Source records:
# # #
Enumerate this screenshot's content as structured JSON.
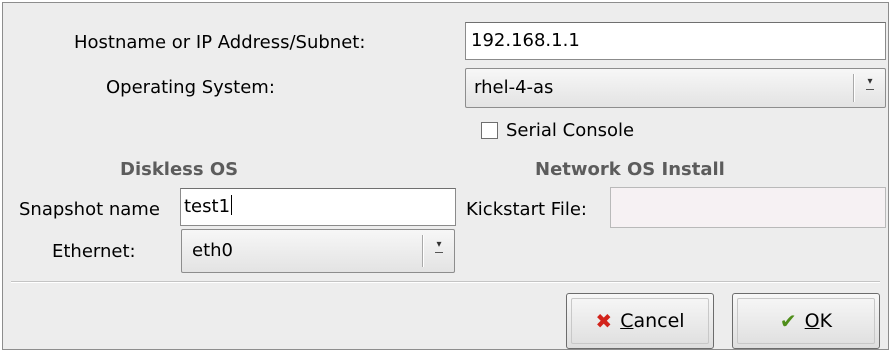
{
  "host": {
    "label": "Hostname or IP Address/Subnet:",
    "value": "192.168.1.1"
  },
  "os": {
    "label": "Operating System:",
    "selected": "rhel-4-as"
  },
  "serial_console": {
    "label": "Serial Console",
    "checked": false
  },
  "diskless": {
    "title": "Diskless OS",
    "snapshot_label": "Snapshot name",
    "snapshot_value": "test1",
    "ethernet_label": "Ethernet:",
    "ethernet_selected": "eth0"
  },
  "network": {
    "title": "Network OS Install",
    "kickstart_label": "Kickstart File:",
    "kickstart_value": ""
  },
  "buttons": {
    "cancel_mnemonic": "C",
    "cancel_rest": "ancel",
    "ok_mnemonic": "O",
    "ok_rest": "K"
  },
  "icons": {
    "cancel": "x-icon",
    "ok": "checkmark-icon"
  },
  "colors": {
    "cancel_icon": "#d2231b",
    "ok_icon": "#4f8e1a"
  }
}
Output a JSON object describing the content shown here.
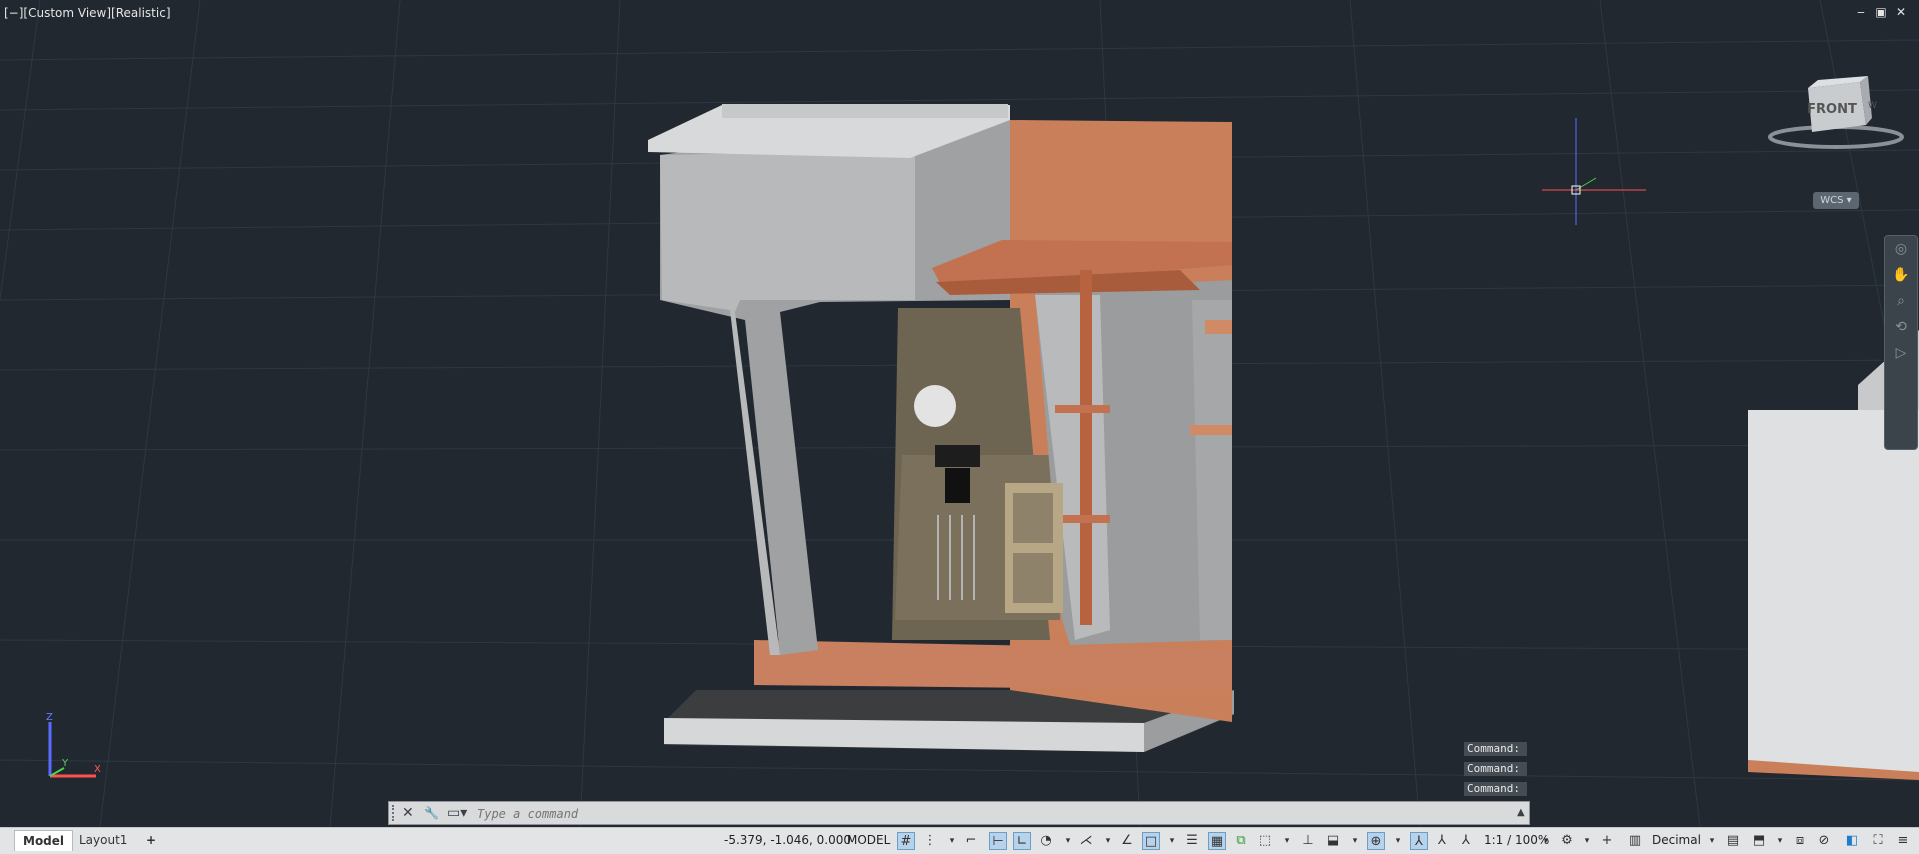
{
  "viewport": {
    "label": "[−][Custom View][Realistic]",
    "window_controls": {
      "minimize": "‒",
      "restore": "▣",
      "close": "✕"
    },
    "viewcube_face": "FRONT",
    "viewcube_side": "W",
    "wcs_label": "WCS",
    "ucs_axes": {
      "x": "X",
      "y": "Y",
      "z": "Z"
    },
    "navbar_icons": [
      "steering-wheel",
      "pan",
      "zoom",
      "orbit",
      "showmotion"
    ],
    "colors": {
      "background": "#212830",
      "terracotta": "#c97f5a",
      "concrete": "#a5a7a9",
      "grid": "#2d3540"
    }
  },
  "command_history": [
    "Command:",
    "Command:",
    "Command:"
  ],
  "command_line": {
    "placeholder": "Type a command",
    "close_icon": "✕",
    "customize_icon": "🔧",
    "recent_icon": "▭"
  },
  "status": {
    "tabs": [
      {
        "label": "Model",
        "active": true
      },
      {
        "label": "Layout1",
        "active": false
      }
    ],
    "add_layout": "+",
    "coordinates": "-5.379, -1.046, 0.000",
    "space": "MODEL",
    "annotation_scale": "1:1 / 100%",
    "units": "Decimal"
  }
}
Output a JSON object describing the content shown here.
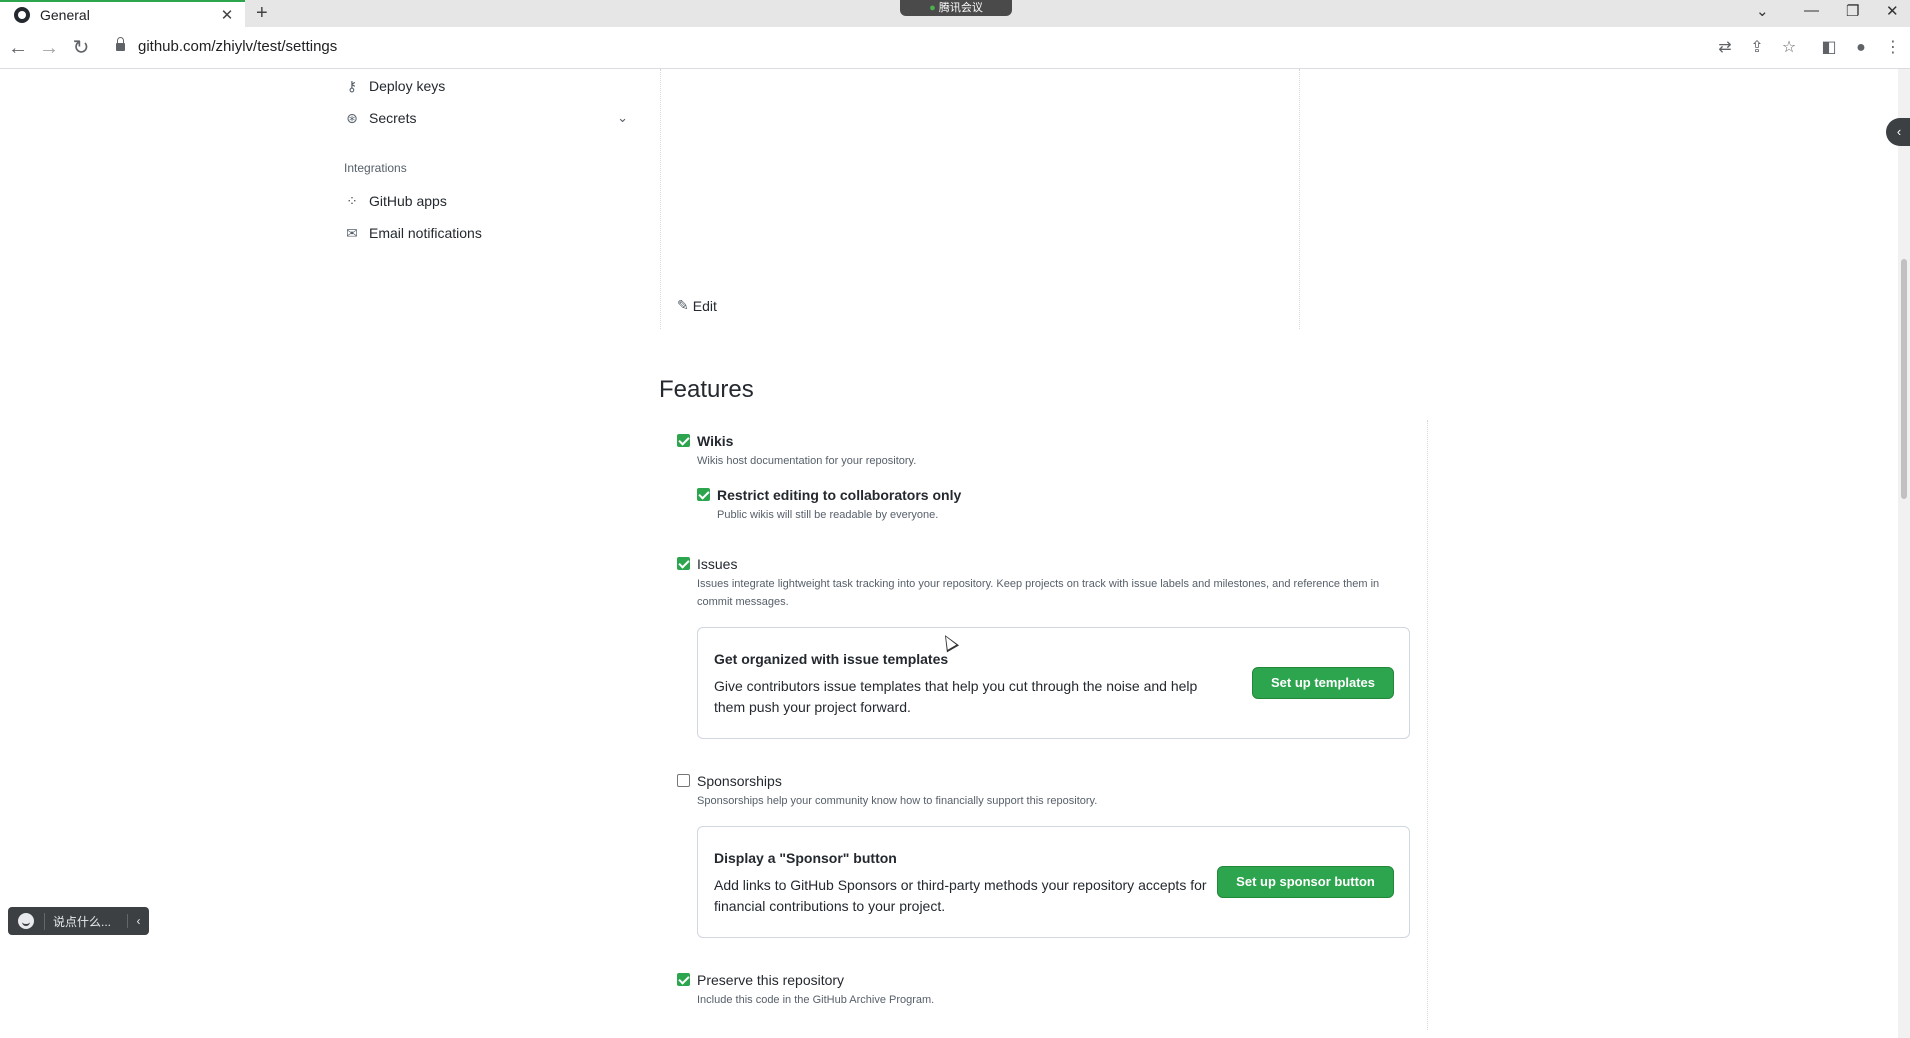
{
  "browser": {
    "tab_title": "General",
    "tab_close": "✕",
    "new_tab": "+",
    "meeting_label": "腾讯会议",
    "url": "github.com/zhiylv/test/settings",
    "icons": [
      "back-icon",
      "forward-icon",
      "reload-icon",
      "lock-icon",
      "translate-icon",
      "share-icon",
      "star-icon",
      "side-panel-icon",
      "profile-icon",
      "menu-icon"
    ]
  },
  "sidebar": {
    "items_top": [
      {
        "label": "Deploy keys",
        "icon": "key-icon"
      },
      {
        "label": "Secrets",
        "icon": "asterisk-icon",
        "expandable": true
      }
    ],
    "integrations_heading": "Integrations",
    "items_integrations": [
      {
        "label": "GitHub apps",
        "icon": "apps-icon"
      },
      {
        "label": "Email notifications",
        "icon": "mail-icon"
      }
    ]
  },
  "main": {
    "edit_label": "Edit",
    "features_title": "Features",
    "features": {
      "wikis": {
        "label": "Wikis",
        "desc": "Wikis host documentation for your repository.",
        "checked": true
      },
      "restrict_wiki": {
        "label": "Restrict editing to collaborators only",
        "desc": "Public wikis will still be readable by everyone.",
        "checked": true
      },
      "issues": {
        "label": "Issues",
        "desc": "Issues integrate lightweight task tracking into your repository. Keep projects on track with issue labels and milestones, and reference them in commit messages.",
        "checked": true
      },
      "sponsorships": {
        "label": "Sponsorships",
        "desc": "Sponsorships help your community know how to financially support this repository.",
        "checked": false
      },
      "preserve": {
        "label": "Preserve this repository",
        "desc": "Include this code in the GitHub Archive Program.",
        "checked": true
      }
    },
    "issue_templates_box": {
      "title": "Get organized with issue templates",
      "text": "Give contributors issue templates that help you cut through the noise and help them push your project forward.",
      "button": "Set up templates"
    },
    "sponsor_box": {
      "title": "Display a \"Sponsor\" button",
      "text": "Add links to GitHub Sponsors or third-party methods your repository accepts for financial contributions to your project.",
      "button": "Set up sponsor button"
    }
  },
  "chat_widget": {
    "placeholder": "说点什么...",
    "collapse": "‹"
  },
  "colors": {
    "accent_green": "#2da44e",
    "text": "#24292f",
    "muted": "#57606a",
    "border": "#d0d7de"
  }
}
# # #
What you need to do:
Output the records above exactly as they are, leaving out the pictures.

Result below:
Enumerate this screenshot's content as structured JSON.
{
  "host": {
    "label": "Hostname or IP Address/Subnet:",
    "value": "192.168.1.1"
  },
  "os": {
    "label": "Operating System:",
    "selected": "rhel-4-as"
  },
  "serial_console": {
    "label": "Serial Console",
    "checked": false
  },
  "diskless": {
    "title": "Diskless OS",
    "snapshot_label": "Snapshot name",
    "snapshot_value": "test1",
    "ethernet_label": "Ethernet:",
    "ethernet_selected": "eth0"
  },
  "network": {
    "title": "Network OS Install",
    "kickstart_label": "Kickstart File:",
    "kickstart_value": ""
  },
  "buttons": {
    "cancel_mnemonic": "C",
    "cancel_rest": "ancel",
    "ok_mnemonic": "O",
    "ok_rest": "K"
  },
  "icons": {
    "cancel": "x-icon",
    "ok": "checkmark-icon"
  },
  "colors": {
    "cancel_icon": "#d2231b",
    "ok_icon": "#4f8e1a"
  }
}
Output a JSON object describing the content shown here.
{
  "viewport": {
    "label": "[−][Custom View][Realistic]",
    "window_controls": {
      "minimize": "‒",
      "restore": "▣",
      "close": "✕"
    },
    "viewcube_face": "FRONT",
    "viewcube_side": "W",
    "wcs_label": "WCS",
    "ucs_axes": {
      "x": "X",
      "y": "Y",
      "z": "Z"
    },
    "navbar_icons": [
      "steering-wheel",
      "pan",
      "zoom",
      "orbit",
      "showmotion"
    ],
    "colors": {
      "background": "#212830",
      "terracotta": "#c97f5a",
      "concrete": "#a5a7a9",
      "grid": "#2d3540"
    }
  },
  "command_history": [
    "Command:",
    "Command:",
    "Command:"
  ],
  "command_line": {
    "placeholder": "Type a command",
    "close_icon": "✕",
    "customize_icon": "🔧",
    "recent_icon": "▭"
  },
  "status": {
    "tabs": [
      {
        "label": "Model",
        "active": true
      },
      {
        "label": "Layout1",
        "active": false
      }
    ],
    "add_layout": "+",
    "coordinates": "-5.379, -1.046, 0.000",
    "space": "MODEL",
    "annotation_scale": "1:1 / 100%",
    "units": "Decimal"
  }
}
Output a JSON object describing the content shown here.
{
  "browser": {
    "tab_title": "General",
    "tab_close": "✕",
    "new_tab": "+",
    "meeting_label": "腾讯会议",
    "url": "github.com/zhiylv/test/settings",
    "icons": [
      "back-icon",
      "forward-icon",
      "reload-icon",
      "lock-icon",
      "translate-icon",
      "share-icon",
      "star-icon",
      "side-panel-icon",
      "profile-icon",
      "menu-icon"
    ]
  },
  "sidebar": {
    "items_top": [
      {
        "label": "Deploy keys",
        "icon": "key-icon"
      },
      {
        "label": "Secrets",
        "icon": "asterisk-icon",
        "expandable": true
      }
    ],
    "integrations_heading": "Integrations",
    "items_integrations": [
      {
        "label": "GitHub apps",
        "icon": "apps-icon"
      },
      {
        "label": "Email notifications",
        "icon": "mail-icon"
      }
    ]
  },
  "main": {
    "edit_label": "Edit",
    "features_title": "Features",
    "features": {
      "wikis": {
        "label": "Wikis",
        "desc": "Wikis host documentation for your repository.",
        "checked": true
      },
      "restrict_wiki": {
        "label": "Restrict editing to collaborators only",
        "desc": "Public wikis will still be readable by everyone.",
        "checked": true
      },
      "issues": {
        "label": "Issues",
        "desc": "Issues integrate lightweight task tracking into your repository. Keep projects on track with issue labels and milestones, and reference them in commit messages.",
        "checked": true
      },
      "sponsorships": {
        "label": "Sponsorships",
        "desc": "Sponsorships help your community know how to financially support this repository.",
        "checked": false
      },
      "preserve": {
        "label": "Preserve this repository",
        "desc": "Include this code in the GitHub Archive Program.",
        "checked": true
      }
    },
    "issue_templates_box": {
      "title": "Get organized with issue templates",
      "text": "Give contributors issue templates that help you cut through the noise and help them push your project forward.",
      "button": "Set up templates"
    },
    "sponsor_box": {
      "title": "Display a \"Sponsor\" button",
      "text": "Add links to GitHub Sponsors or third-party methods your repository accepts for financial contributions to your project.",
      "button": "Set up sponsor button"
    }
  },
  "chat_widget": {
    "placeholder": "说点什么...",
    "collapse": "‹"
  },
  "colors": {
    "accent_green": "#2da44e",
    "text": "#24292f",
    "muted": "#57606a",
    "border": "#d0d7de"
  }
}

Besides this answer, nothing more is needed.